** WHAT THIS TASK INVOLVES **
Look through the data below. Show each line where the string "value" occurs.

Records that describe figures
○ ○ ○ ○

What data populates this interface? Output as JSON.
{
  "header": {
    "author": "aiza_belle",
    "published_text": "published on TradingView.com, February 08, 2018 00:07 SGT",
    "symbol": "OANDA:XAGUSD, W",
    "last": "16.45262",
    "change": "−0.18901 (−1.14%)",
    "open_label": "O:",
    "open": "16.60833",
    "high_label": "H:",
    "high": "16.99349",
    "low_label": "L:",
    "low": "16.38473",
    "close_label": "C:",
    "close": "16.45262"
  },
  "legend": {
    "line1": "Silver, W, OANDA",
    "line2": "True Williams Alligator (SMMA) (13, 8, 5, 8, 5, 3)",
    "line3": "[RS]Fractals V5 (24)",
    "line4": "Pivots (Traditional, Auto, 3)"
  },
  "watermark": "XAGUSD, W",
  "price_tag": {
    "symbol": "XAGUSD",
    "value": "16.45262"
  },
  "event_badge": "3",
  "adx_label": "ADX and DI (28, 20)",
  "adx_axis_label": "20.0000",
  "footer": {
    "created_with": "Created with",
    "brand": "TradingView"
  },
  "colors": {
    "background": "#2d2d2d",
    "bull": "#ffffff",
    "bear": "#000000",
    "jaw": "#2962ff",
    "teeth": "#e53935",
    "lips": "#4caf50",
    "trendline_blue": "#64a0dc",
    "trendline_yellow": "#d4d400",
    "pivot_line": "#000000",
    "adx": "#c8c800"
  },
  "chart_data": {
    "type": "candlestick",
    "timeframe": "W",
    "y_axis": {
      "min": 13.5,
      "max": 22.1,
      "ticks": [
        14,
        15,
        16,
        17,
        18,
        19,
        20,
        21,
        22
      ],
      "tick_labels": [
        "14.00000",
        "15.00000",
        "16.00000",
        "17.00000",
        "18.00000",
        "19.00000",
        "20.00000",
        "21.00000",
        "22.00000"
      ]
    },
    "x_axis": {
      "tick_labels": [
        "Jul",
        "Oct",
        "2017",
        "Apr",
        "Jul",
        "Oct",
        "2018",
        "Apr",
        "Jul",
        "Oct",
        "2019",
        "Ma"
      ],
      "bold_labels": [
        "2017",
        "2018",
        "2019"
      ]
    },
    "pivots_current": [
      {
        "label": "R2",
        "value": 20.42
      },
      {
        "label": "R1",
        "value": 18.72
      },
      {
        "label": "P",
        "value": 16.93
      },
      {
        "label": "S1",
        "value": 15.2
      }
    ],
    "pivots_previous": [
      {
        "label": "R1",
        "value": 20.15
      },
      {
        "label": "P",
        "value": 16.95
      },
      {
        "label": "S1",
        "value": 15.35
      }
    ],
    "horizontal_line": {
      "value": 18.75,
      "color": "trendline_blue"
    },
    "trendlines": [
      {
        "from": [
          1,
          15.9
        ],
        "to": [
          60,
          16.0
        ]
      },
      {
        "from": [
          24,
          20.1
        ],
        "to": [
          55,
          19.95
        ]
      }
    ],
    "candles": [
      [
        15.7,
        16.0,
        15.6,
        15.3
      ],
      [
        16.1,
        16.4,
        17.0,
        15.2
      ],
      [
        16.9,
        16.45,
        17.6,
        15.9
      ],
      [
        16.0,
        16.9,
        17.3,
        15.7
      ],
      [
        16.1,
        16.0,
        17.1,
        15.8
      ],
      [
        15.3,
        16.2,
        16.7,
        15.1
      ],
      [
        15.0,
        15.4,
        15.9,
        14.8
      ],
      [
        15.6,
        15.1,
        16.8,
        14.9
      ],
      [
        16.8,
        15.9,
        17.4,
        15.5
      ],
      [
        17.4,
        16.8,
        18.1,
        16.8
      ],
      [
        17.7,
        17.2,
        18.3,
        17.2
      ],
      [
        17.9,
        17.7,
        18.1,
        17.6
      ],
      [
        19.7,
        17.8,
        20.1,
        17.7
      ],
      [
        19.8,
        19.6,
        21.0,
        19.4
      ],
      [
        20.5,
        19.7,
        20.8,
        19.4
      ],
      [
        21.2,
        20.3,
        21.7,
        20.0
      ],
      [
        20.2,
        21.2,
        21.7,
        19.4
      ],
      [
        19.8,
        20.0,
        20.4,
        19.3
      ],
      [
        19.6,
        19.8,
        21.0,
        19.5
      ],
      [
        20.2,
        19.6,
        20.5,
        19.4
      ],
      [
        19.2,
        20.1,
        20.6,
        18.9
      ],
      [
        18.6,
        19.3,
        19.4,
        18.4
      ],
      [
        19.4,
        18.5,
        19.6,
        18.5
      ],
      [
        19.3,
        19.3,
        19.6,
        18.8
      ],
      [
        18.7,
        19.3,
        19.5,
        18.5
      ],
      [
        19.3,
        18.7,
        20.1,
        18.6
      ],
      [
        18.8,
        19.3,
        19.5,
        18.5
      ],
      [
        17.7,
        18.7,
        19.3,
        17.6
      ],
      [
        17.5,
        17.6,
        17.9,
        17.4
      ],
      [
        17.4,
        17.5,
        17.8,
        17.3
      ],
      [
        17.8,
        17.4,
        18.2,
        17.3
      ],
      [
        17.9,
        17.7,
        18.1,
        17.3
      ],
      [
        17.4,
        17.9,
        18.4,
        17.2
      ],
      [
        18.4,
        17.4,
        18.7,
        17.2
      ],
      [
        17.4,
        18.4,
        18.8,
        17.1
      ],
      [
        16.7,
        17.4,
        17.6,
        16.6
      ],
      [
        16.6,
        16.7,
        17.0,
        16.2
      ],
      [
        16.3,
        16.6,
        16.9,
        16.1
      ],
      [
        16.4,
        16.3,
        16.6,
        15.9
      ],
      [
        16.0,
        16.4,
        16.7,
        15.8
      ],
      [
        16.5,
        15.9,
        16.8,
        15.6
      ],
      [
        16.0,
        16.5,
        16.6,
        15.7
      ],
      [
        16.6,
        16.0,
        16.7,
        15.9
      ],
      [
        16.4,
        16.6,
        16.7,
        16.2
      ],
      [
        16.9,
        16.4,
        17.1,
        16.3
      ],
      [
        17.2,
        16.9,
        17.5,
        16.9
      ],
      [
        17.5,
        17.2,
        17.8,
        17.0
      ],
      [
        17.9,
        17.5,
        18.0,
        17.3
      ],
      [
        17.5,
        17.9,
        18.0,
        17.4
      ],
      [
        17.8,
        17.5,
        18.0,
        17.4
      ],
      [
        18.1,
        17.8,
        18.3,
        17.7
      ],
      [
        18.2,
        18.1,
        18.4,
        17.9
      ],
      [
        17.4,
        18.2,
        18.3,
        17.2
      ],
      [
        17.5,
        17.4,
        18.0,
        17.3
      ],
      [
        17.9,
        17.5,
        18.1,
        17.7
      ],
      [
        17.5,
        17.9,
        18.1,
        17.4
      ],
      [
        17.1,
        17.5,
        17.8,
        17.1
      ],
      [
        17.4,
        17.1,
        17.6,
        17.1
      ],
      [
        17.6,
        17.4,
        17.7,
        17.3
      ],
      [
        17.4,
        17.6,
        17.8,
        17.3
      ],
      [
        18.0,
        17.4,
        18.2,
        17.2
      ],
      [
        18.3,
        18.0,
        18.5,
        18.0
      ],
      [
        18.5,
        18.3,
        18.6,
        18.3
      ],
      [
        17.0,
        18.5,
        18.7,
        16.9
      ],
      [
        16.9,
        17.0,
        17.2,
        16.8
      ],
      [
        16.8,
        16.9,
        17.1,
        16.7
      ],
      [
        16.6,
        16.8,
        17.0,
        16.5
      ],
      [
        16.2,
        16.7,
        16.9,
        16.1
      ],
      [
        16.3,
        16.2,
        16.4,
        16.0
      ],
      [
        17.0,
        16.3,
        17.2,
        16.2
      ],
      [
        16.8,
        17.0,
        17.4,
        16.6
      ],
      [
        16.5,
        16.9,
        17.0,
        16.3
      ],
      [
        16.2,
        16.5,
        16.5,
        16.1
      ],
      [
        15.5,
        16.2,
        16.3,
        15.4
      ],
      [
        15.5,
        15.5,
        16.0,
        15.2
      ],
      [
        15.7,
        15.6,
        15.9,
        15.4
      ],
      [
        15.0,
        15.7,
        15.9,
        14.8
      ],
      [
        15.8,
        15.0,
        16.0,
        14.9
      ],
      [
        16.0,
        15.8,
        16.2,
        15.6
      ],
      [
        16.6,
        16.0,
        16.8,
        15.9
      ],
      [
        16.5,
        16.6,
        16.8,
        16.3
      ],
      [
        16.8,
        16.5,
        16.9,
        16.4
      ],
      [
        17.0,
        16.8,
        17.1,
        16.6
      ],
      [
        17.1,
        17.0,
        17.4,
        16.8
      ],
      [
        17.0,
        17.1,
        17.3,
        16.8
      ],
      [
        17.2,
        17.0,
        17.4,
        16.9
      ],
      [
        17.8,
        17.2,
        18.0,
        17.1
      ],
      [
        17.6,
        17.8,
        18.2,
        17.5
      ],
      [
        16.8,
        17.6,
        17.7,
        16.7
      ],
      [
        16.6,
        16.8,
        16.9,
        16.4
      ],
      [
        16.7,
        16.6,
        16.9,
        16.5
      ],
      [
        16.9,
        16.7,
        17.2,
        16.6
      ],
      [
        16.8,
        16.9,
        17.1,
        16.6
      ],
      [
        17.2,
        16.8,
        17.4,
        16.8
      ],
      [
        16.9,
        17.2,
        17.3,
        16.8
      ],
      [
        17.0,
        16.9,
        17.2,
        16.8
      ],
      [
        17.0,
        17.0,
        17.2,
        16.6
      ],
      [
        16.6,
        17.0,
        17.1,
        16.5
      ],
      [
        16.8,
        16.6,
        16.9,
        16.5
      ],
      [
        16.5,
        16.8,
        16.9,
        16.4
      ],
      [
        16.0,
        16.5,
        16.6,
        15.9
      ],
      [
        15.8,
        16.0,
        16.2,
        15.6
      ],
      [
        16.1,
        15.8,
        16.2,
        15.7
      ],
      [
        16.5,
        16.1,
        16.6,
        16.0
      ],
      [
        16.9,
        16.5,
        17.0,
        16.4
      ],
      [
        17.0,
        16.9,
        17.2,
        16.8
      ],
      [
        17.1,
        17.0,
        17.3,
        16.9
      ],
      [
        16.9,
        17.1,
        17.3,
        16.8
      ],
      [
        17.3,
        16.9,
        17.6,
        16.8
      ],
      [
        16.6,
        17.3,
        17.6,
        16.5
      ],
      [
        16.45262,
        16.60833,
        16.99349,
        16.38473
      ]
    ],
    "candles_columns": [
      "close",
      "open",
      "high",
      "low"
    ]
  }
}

○ ○ ○ ○

** RESULT BELOW **
    "value": "16.45262"
        "value": 20.42
        "value": 18.72
        "value": 16.93
        "value": 15.2
        "value": 20.15
        "value": 16.95
        "value": 15.35
      "value": 18.75,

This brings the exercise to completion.